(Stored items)
----

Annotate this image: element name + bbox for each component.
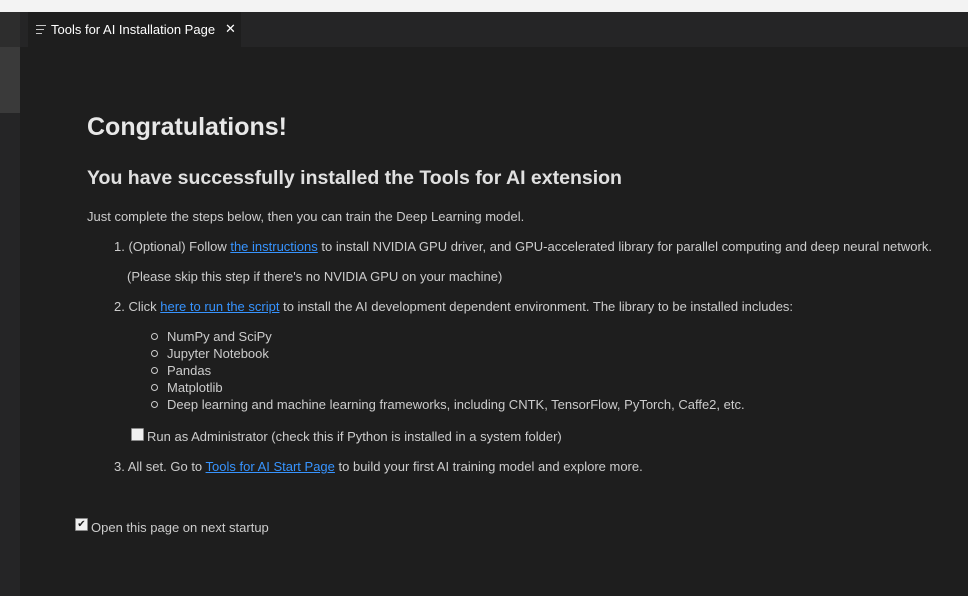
step-2: 2. Click here to run the script to insta… bbox=[114, 299, 793, 314]
tab-bar-left-edge bbox=[0, 12, 20, 47]
library-item: Pandas bbox=[167, 363, 212, 378]
intro-text: Just complete the steps below, then you … bbox=[87, 209, 525, 224]
webview-content: Congratulations! You have successfully i… bbox=[20, 47, 968, 596]
instructions-link[interactable]: the instructions bbox=[230, 239, 317, 254]
checkmark-icon: ✔ bbox=[77, 518, 86, 530]
step-1-suffix: to install NVIDIA GPU driver, and GPU-ac… bbox=[317, 239, 932, 254]
list-bullet bbox=[151, 333, 158, 340]
library-item: Matplotlib bbox=[167, 380, 223, 395]
run-as-admin-checkbox[interactable] bbox=[131, 428, 144, 441]
tab-title: Tools for AI Installation Page bbox=[51, 22, 216, 37]
step-1: 1. (Optional) Follow the instructions to… bbox=[114, 239, 932, 254]
library-item: NumPy and SciPy bbox=[167, 329, 272, 344]
step-3-suffix: to build your first AI training model an… bbox=[334, 459, 643, 474]
file-lines-icon bbox=[36, 25, 46, 34]
page-subtitle: You have successfully installed the Tool… bbox=[87, 167, 622, 189]
list-bullet bbox=[151, 350, 158, 357]
step-2-suffix: to install the AI development dependent … bbox=[279, 299, 794, 314]
run-as-admin-label: Run as Administrator (check this if Pyth… bbox=[147, 429, 562, 444]
tab-installation-page[interactable]: Tools for AI Installation Page ✕ bbox=[28, 12, 241, 47]
library-item: Jupyter Notebook bbox=[167, 346, 269, 361]
editor-tab-bar: Tools for AI Installation Page ✕ bbox=[0, 12, 968, 47]
step-3: 3. All set. Go to Tools for AI Start Pag… bbox=[114, 459, 643, 474]
sidebar-scroll-thumb[interactable] bbox=[0, 47, 20, 113]
step-3-prefix: 3. All set. Go to bbox=[114, 459, 206, 474]
step-1-prefix: 1. (Optional) Follow bbox=[114, 239, 231, 254]
close-icon[interactable]: ✕ bbox=[225, 22, 236, 37]
library-item: Deep learning and machine learning frame… bbox=[167, 397, 745, 412]
list-bullet bbox=[151, 384, 158, 391]
start-page-link[interactable]: Tools for AI Start Page bbox=[206, 459, 335, 474]
page-title: Congratulations! bbox=[87, 113, 287, 141]
list-bullet bbox=[151, 367, 158, 374]
open-on-startup-checkbox[interactable]: ✔ bbox=[75, 518, 88, 531]
window-top-strip bbox=[0, 0, 968, 12]
list-bullet bbox=[151, 401, 158, 408]
step-1-note: (Please skip this step if there's no NVI… bbox=[127, 269, 503, 284]
step-2-prefix: 2. Click bbox=[114, 299, 161, 314]
open-on-startup-label: Open this page on next startup bbox=[91, 520, 269, 535]
left-sidebar bbox=[0, 47, 20, 596]
run-script-link[interactable]: here to run the script bbox=[160, 299, 279, 314]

----

_Exercise_
Retype every line of the data, from the line containing "step-2: 2. Click" down to the line containing "run-as-admin-label: Run as", with both of those lines included.

_Expected output_
step-2: 2. Click here to run the script to insta… bbox=[114, 299, 793, 314]
tab-bar-left-edge bbox=[0, 12, 20, 47]
library-item: Pandas bbox=[167, 363, 212, 378]
intro-text: Just complete the steps below, then you … bbox=[87, 209, 525, 224]
webview-content: Congratulations! You have successfully i… bbox=[20, 47, 968, 596]
instructions-link[interactable]: the instructions bbox=[230, 239, 317, 254]
checkmark-icon: ✔ bbox=[77, 518, 86, 530]
step-1-suffix: to install NVIDIA GPU driver, and GPU-ac… bbox=[317, 239, 932, 254]
list-bullet bbox=[151, 333, 158, 340]
library-item: Matplotlib bbox=[167, 380, 223, 395]
run-as-admin-checkbox[interactable] bbox=[131, 428, 144, 441]
tab-title: Tools for AI Installation Page bbox=[51, 22, 216, 37]
step-1: 1. (Optional) Follow the instructions to… bbox=[114, 239, 932, 254]
library-item: NumPy and SciPy bbox=[167, 329, 272, 344]
step-3-suffix: to build your first AI training model an… bbox=[334, 459, 643, 474]
file-lines-icon bbox=[36, 25, 46, 34]
page-subtitle: You have successfully installed the Tool… bbox=[87, 167, 622, 189]
list-bullet bbox=[151, 350, 158, 357]
step-2-suffix: to install the AI development dependent … bbox=[279, 299, 794, 314]
run-as-admin-label: Run as Administrator (check this if Pyth… bbox=[147, 429, 562, 444]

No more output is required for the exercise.